Records to use:
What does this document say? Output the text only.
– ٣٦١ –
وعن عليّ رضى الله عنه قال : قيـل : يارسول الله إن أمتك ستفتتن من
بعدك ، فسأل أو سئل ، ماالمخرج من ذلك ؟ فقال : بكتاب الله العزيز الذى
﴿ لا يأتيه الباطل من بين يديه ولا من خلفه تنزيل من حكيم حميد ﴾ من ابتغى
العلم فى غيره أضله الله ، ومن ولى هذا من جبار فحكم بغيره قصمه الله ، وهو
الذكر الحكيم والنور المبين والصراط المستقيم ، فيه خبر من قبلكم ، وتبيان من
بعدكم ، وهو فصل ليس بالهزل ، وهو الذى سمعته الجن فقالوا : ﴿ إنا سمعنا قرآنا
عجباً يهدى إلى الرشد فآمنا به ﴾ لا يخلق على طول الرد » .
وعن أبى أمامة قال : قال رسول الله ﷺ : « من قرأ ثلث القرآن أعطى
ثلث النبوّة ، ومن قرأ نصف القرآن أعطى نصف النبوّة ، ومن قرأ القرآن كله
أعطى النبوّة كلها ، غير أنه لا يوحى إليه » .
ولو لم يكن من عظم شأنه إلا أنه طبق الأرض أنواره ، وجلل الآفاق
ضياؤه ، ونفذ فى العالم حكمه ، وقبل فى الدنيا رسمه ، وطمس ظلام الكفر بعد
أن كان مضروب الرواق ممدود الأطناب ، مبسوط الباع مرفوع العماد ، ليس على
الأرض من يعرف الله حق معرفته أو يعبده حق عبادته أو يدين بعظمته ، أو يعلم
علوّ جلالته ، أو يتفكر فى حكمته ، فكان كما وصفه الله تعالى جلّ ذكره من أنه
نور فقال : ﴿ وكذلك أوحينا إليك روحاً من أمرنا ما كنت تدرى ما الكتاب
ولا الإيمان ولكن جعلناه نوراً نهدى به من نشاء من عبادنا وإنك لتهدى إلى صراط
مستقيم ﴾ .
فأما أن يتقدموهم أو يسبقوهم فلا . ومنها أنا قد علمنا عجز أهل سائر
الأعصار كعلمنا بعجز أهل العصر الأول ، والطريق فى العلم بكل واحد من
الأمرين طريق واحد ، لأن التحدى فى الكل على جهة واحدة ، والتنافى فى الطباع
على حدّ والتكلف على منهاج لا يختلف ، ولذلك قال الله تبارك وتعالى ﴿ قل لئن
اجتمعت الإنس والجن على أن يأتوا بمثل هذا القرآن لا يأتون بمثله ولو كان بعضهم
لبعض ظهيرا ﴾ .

The request: Look through the listing and extract every line with "الأرض" in it.

The result:
ولو لم يكن من عظم شأنه إلا أنه طبق الأرض أنواره ، وجلل الآفاق
الأرض من يعرف الله حق معرفته أو يعبده حق عبادته أو يدين بعظمته ، أو يعلم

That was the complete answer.